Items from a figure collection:

* * * * * * *

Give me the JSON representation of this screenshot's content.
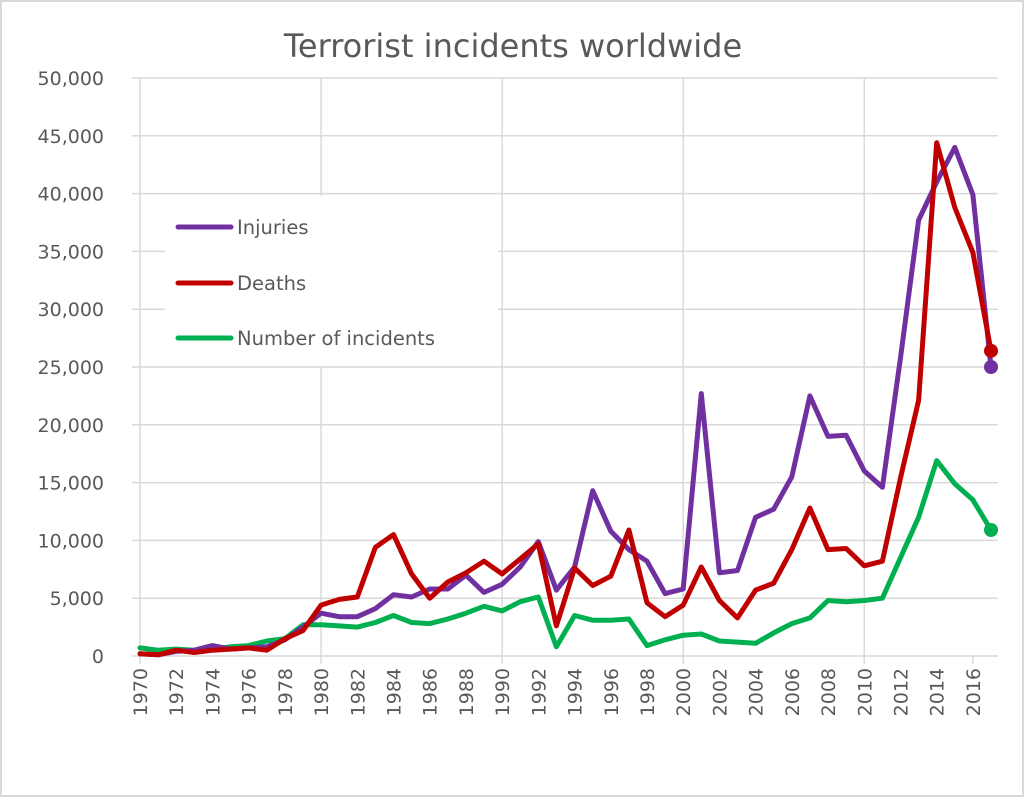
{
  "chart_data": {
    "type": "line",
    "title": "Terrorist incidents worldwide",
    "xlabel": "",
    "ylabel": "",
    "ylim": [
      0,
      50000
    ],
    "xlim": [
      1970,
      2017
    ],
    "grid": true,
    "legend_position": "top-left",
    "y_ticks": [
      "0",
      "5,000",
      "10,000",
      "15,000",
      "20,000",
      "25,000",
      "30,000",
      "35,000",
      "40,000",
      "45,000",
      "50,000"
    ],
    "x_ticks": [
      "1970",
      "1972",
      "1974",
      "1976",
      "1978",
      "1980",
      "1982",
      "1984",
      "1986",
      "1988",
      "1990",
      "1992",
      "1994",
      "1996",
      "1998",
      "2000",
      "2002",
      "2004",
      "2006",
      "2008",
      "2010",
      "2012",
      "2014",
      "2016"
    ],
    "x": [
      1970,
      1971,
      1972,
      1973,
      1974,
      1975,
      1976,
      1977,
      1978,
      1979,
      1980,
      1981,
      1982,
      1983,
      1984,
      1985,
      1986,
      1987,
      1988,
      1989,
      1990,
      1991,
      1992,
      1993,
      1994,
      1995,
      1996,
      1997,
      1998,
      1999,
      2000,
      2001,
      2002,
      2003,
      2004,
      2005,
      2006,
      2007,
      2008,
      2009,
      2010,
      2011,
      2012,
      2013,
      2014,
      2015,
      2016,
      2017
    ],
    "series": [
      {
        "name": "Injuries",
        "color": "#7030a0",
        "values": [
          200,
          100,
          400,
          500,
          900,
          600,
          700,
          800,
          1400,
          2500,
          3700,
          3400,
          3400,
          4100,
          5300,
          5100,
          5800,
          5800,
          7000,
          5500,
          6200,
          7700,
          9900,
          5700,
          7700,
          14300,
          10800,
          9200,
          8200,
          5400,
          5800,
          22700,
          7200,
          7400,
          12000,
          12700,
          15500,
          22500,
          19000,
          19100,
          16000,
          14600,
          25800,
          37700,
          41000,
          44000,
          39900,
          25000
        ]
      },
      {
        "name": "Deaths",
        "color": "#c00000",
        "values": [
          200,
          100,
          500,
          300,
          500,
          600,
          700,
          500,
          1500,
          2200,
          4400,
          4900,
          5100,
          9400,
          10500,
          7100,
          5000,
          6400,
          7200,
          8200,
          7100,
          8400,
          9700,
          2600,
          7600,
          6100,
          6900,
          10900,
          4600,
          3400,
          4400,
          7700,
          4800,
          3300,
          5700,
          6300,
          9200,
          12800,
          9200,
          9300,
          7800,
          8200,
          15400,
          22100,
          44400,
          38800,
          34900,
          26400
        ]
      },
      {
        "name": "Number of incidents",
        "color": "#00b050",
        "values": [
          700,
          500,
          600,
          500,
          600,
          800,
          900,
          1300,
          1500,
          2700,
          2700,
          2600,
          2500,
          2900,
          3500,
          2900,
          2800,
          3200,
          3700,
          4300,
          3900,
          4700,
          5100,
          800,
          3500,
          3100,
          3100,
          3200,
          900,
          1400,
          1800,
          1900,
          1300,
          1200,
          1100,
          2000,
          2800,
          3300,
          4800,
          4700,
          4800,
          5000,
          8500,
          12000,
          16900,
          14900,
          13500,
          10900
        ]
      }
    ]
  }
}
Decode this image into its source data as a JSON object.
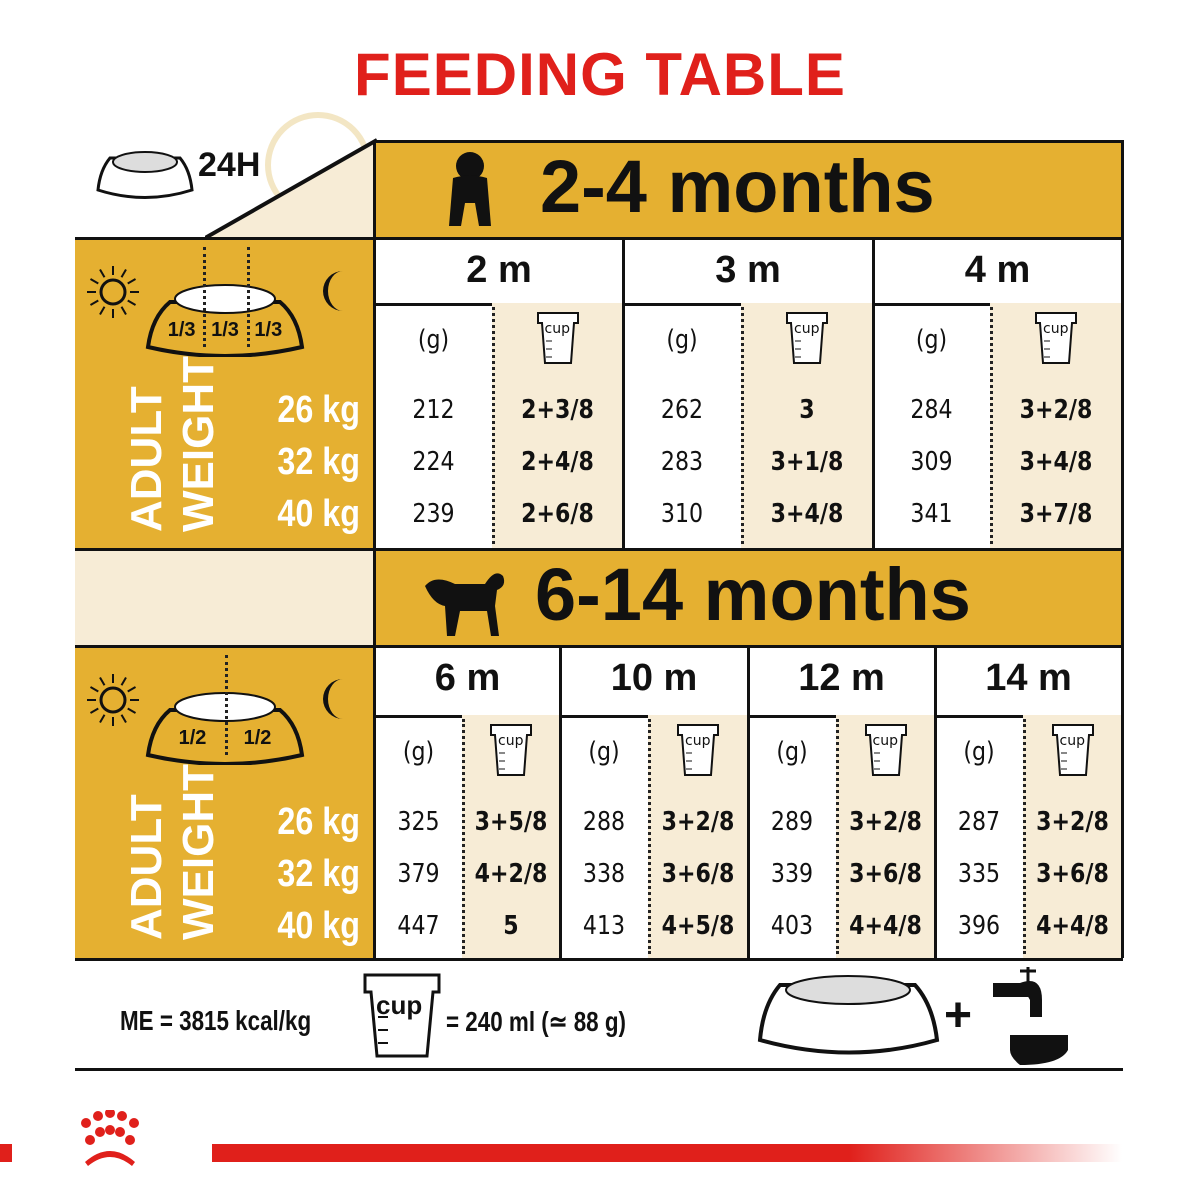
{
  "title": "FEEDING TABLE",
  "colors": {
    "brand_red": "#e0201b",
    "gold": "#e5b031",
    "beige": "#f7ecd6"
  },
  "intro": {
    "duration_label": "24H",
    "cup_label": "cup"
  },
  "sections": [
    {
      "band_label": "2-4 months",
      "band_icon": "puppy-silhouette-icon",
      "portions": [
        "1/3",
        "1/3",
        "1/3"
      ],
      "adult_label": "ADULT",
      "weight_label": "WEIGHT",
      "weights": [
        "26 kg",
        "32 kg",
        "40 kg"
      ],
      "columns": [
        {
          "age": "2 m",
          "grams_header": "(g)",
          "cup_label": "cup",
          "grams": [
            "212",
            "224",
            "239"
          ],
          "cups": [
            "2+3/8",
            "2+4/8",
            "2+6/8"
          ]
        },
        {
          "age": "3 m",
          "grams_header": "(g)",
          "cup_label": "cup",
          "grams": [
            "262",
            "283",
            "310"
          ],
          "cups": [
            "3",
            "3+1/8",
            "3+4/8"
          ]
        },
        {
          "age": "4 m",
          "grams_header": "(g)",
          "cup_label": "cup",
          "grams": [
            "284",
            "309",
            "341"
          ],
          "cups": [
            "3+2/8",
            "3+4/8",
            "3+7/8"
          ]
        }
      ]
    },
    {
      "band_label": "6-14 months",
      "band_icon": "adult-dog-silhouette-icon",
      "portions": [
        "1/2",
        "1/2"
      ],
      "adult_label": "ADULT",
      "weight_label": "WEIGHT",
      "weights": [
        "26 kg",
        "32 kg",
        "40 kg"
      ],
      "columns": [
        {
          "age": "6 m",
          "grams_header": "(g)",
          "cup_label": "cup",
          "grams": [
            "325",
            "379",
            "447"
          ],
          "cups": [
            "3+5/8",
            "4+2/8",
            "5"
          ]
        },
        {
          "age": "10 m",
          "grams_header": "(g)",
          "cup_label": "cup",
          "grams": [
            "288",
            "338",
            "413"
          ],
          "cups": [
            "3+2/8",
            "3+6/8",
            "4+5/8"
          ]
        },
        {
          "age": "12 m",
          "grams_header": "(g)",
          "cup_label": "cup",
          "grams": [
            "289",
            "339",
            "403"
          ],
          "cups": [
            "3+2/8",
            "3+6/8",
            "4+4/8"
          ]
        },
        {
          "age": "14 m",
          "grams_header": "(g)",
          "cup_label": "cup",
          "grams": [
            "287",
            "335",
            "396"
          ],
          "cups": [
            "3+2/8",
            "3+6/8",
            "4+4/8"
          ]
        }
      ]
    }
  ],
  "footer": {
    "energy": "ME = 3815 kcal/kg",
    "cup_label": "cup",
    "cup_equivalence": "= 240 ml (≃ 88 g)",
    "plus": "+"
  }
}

* * * * * * *

(Exercise goal) Reproduce every line precisely as given, omitting all pictures.

(Solution for this exercise)
Give me the JSON representation of this screenshot's content.
{
  "chart_data": {
    "type": "line",
    "title": "Terrorist incidents worldwide",
    "xlabel": "",
    "ylabel": "",
    "ylim": [
      0,
      50000
    ],
    "xlim": [
      1970,
      2017
    ],
    "grid": true,
    "legend_position": "top-left",
    "y_ticks": [
      "0",
      "5,000",
      "10,000",
      "15,000",
      "20,000",
      "25,000",
      "30,000",
      "35,000",
      "40,000",
      "45,000",
      "50,000"
    ],
    "x_ticks": [
      "1970",
      "1972",
      "1974",
      "1976",
      "1978",
      "1980",
      "1982",
      "1984",
      "1986",
      "1988",
      "1990",
      "1992",
      "1994",
      "1996",
      "1998",
      "2000",
      "2002",
      "2004",
      "2006",
      "2008",
      "2010",
      "2012",
      "2014",
      "2016"
    ],
    "x": [
      1970,
      1971,
      1972,
      1973,
      1974,
      1975,
      1976,
      1977,
      1978,
      1979,
      1980,
      1981,
      1982,
      1983,
      1984,
      1985,
      1986,
      1987,
      1988,
      1989,
      1990,
      1991,
      1992,
      1993,
      1994,
      1995,
      1996,
      1997,
      1998,
      1999,
      2000,
      2001,
      2002,
      2003,
      2004,
      2005,
      2006,
      2007,
      2008,
      2009,
      2010,
      2011,
      2012,
      2013,
      2014,
      2015,
      2016,
      2017
    ],
    "series": [
      {
        "name": "Injuries",
        "color": "#7030a0",
        "values": [
          200,
          100,
          400,
          500,
          900,
          600,
          700,
          800,
          1400,
          2500,
          3700,
          3400,
          3400,
          4100,
          5300,
          5100,
          5800,
          5800,
          7000,
          5500,
          6200,
          7700,
          9900,
          5700,
          7700,
          14300,
          10800,
          9200,
          8200,
          5400,
          5800,
          22700,
          7200,
          7400,
          12000,
          12700,
          15500,
          22500,
          19000,
          19100,
          16000,
          14600,
          25800,
          37700,
          41000,
          44000,
          39900,
          25000
        ]
      },
      {
        "name": "Deaths",
        "color": "#c00000",
        "values": [
          200,
          100,
          500,
          300,
          500,
          600,
          700,
          500,
          1500,
          2200,
          4400,
          4900,
          5100,
          9400,
          10500,
          7100,
          5000,
          6400,
          7200,
          8200,
          7100,
          8400,
          9700,
          2600,
          7600,
          6100,
          6900,
          10900,
          4600,
          3400,
          4400,
          7700,
          4800,
          3300,
          5700,
          6300,
          9200,
          12800,
          9200,
          9300,
          7800,
          8200,
          15400,
          22100,
          44400,
          38800,
          34900,
          26400
        ]
      },
      {
        "name": "Number of incidents",
        "color": "#00b050",
        "values": [
          700,
          500,
          600,
          500,
          600,
          800,
          900,
          1300,
          1500,
          2700,
          2700,
          2600,
          2500,
          2900,
          3500,
          2900,
          2800,
          3200,
          3700,
          4300,
          3900,
          4700,
          5100,
          800,
          3500,
          3100,
          3100,
          3200,
          900,
          1400,
          1800,
          1900,
          1300,
          1200,
          1100,
          2000,
          2800,
          3300,
          4800,
          4700,
          4800,
          5000,
          8500,
          12000,
          16900,
          14900,
          13500,
          10900
        ]
      }
    ]
  }
}
Decode this image into its source data as a JSON object.
{
  "title": "FEEDING TABLE",
  "colors": {
    "brand_red": "#e0201b",
    "gold": "#e5b031",
    "beige": "#f7ecd6"
  },
  "intro": {
    "duration_label": "24H",
    "cup_label": "cup"
  },
  "sections": [
    {
      "band_label": "2-4 months",
      "band_icon": "puppy-silhouette-icon",
      "portions": [
        "1/3",
        "1/3",
        "1/3"
      ],
      "adult_label": "ADULT",
      "weight_label": "WEIGHT",
      "weights": [
        "26 kg",
        "32 kg",
        "40 kg"
      ],
      "columns": [
        {
          "age": "2 m",
          "grams_header": "(g)",
          "cup_label": "cup",
          "grams": [
            "212",
            "224",
            "239"
          ],
          "cups": [
            "2+3/8",
            "2+4/8",
            "2+6/8"
          ]
        },
        {
          "age": "3 m",
          "grams_header": "(g)",
          "cup_label": "cup",
          "grams": [
            "262",
            "283",
            "310"
          ],
          "cups": [
            "3",
            "3+1/8",
            "3+4/8"
          ]
        },
        {
          "age": "4 m",
          "grams_header": "(g)",
          "cup_label": "cup",
          "grams": [
            "284",
            "309",
            "341"
          ],
          "cups": [
            "3+2/8",
            "3+4/8",
            "3+7/8"
          ]
        }
      ]
    },
    {
      "band_label": "6-14 months",
      "band_icon": "adult-dog-silhouette-icon",
      "portions": [
        "1/2",
        "1/2"
      ],
      "adult_label": "ADULT",
      "weight_label": "WEIGHT",
      "weights": [
        "26 kg",
        "32 kg",
        "40 kg"
      ],
      "columns": [
        {
          "age": "6 m",
          "grams_header": "(g)",
          "cup_label": "cup",
          "grams": [
            "325",
            "379",
            "447"
          ],
          "cups": [
            "3+5/8",
            "4+2/8",
            "5"
          ]
        },
        {
          "age": "10 m",
          "grams_header": "(g)",
          "cup_label": "cup",
          "grams": [
            "288",
            "338",
            "413"
          ],
          "cups": [
            "3+2/8",
            "3+6/8",
            "4+5/8"
          ]
        },
        {
          "age": "12 m",
          "grams_header": "(g)",
          "cup_label": "cup",
          "grams": [
            "289",
            "339",
            "403"
          ],
          "cups": [
            "3+2/8",
            "3+6/8",
            "4+4/8"
          ]
        },
        {
          "age": "14 m",
          "grams_header": "(g)",
          "cup_label": "cup",
          "grams": [
            "287",
            "335",
            "396"
          ],
          "cups": [
            "3+2/8",
            "3+6/8",
            "4+4/8"
          ]
        }
      ]
    }
  ],
  "footer": {
    "energy": "ME = 3815 kcal/kg",
    "cup_label": "cup",
    "cup_equivalence": "= 240 ml (≃ 88 g)",
    "plus": "+"
  }
}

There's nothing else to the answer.